Job:
Sift the listing for lines that hold the string "据此完成" and pull them out.

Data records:
════

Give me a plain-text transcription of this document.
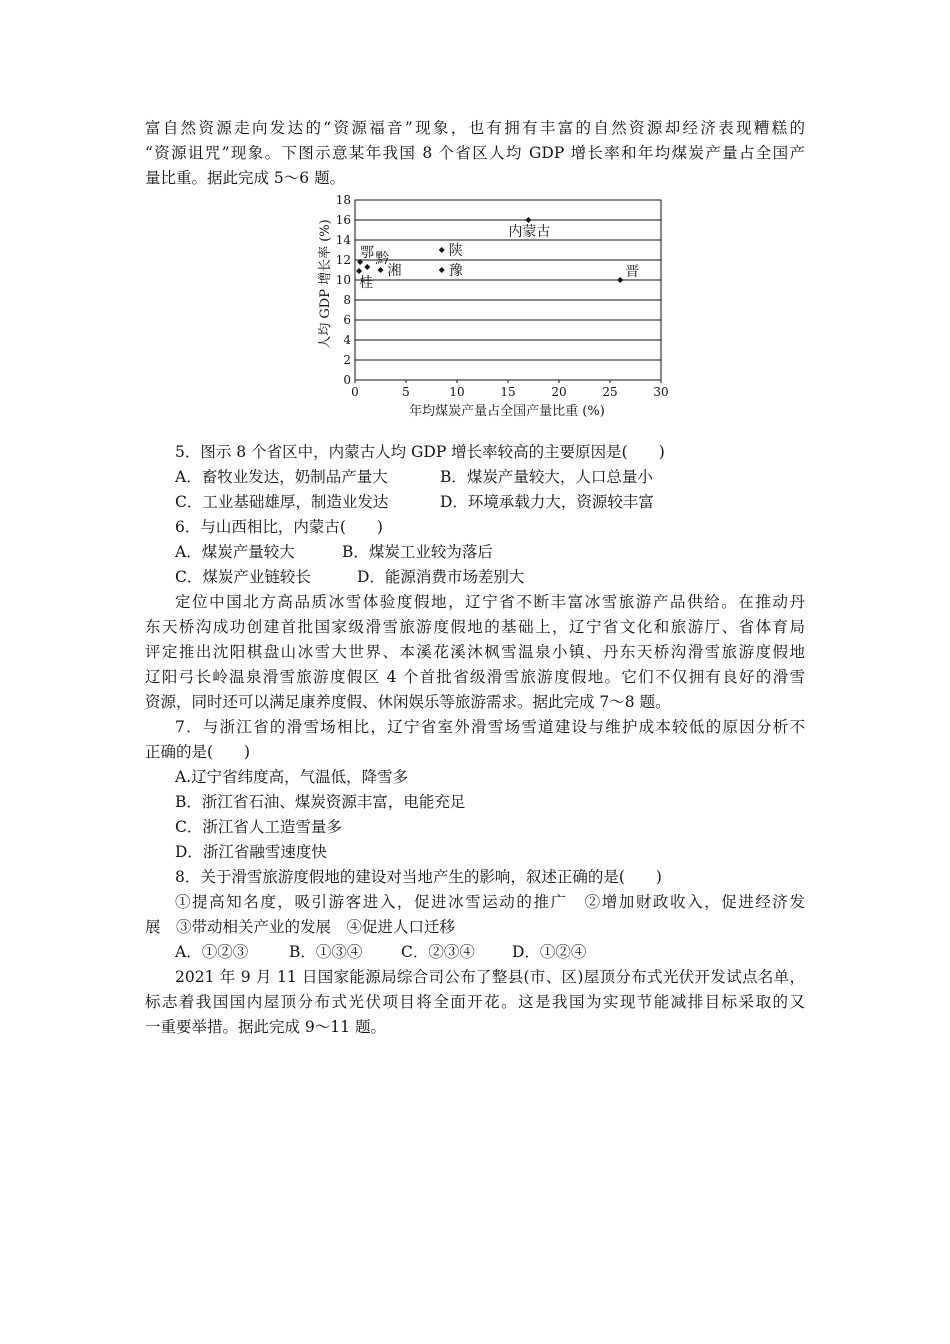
富自然资源走向发达的“资源福音”现象，也有拥有丰富的自然资源却经济表现糟糕的
“资源诅咒”现象。下图示意某年我国 8 个省区人均 GDP 增长率和年均煤炭产量占全国产
量比重。据此完成 5～6 题。
0
2
4
6
8
10
12
14
16
18
0	5	10	15	20	25	30
内蒙古
陕
豫	晋
鄂 黔
湘
桂
人均 GDP 增长率 (%)
年均煤炭产量占全国产量比重 (%)
5．图示 8 个省区中，内蒙古人均 GDP 增长率较高的主要原因是(　　)
A．畜牧业发达，奶制品产量大	B．煤炭产量较大，人口总量小
C．工业基础雄厚，制造业发达	D．环境承载力大，资源较丰富
6．与山西相比，内蒙古(　　)
A．煤炭产量较大	B．煤炭工业较为落后
C．煤炭产业链较长	D．能源消费市场差别大
定位中国北方高品质冰雪体验度假地，辽宁省不断丰富冰雪旅游产品供给。在推动丹
东天桥沟成功创建首批国家级滑雪旅游度假地的基础上，辽宁省文化和旅游厅、省体育局
评定推出沈阳棋盘山冰雪大世界、本溪花溪沐枫雪温泉小镇、丹东天桥沟滑雪旅游度假地
辽阳弓长岭温泉滑雪旅游度假区 4 个首批省级滑雪旅游度假地。它们不仅拥有良好的滑雪
资源，同时还可以满足康养度假、休闲娱乐等旅游需求。据此完成 7～8 题。
7．与浙江省的滑雪场相比，辽宁省室外滑雪场雪道建设与维护成本较低的原因分析不
正确的是(　　)
A.辽宁省纬度高，气温低，降雪多
B．浙江省石油、煤炭资源丰富，电能充足
C．浙江省人工造雪量多
D．浙江省融雪速度快
8．关于滑雪旅游度假地的建设对当地产生的影响，叙述正确的是(　　)
①提高知名度，吸引游客进入，促进冰雪运动的推广　②增加财政收入，促进经济发
展　③带动相关产业的发展　④促进人口迁移
A．①②③	B．①③④ C．②③④ D．①②④
2021 年 9 月 11 日国家能源局综合司公布了整县(市、区)屋顶分布式光伏开发试点名单，
标志着我国国内屋顶分布式光伏项目将全面开花。这是我国为实现节能减排目标采取的又
一重要举措。据此完成 9～11 题。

════

Reply to the task:
量比重。据此完成 5～6 题。
资源，同时还可以满足康养度假、休闲娱乐等旅游需求。据此完成 7～8 题。
一重要举措。据此完成 9～11 题。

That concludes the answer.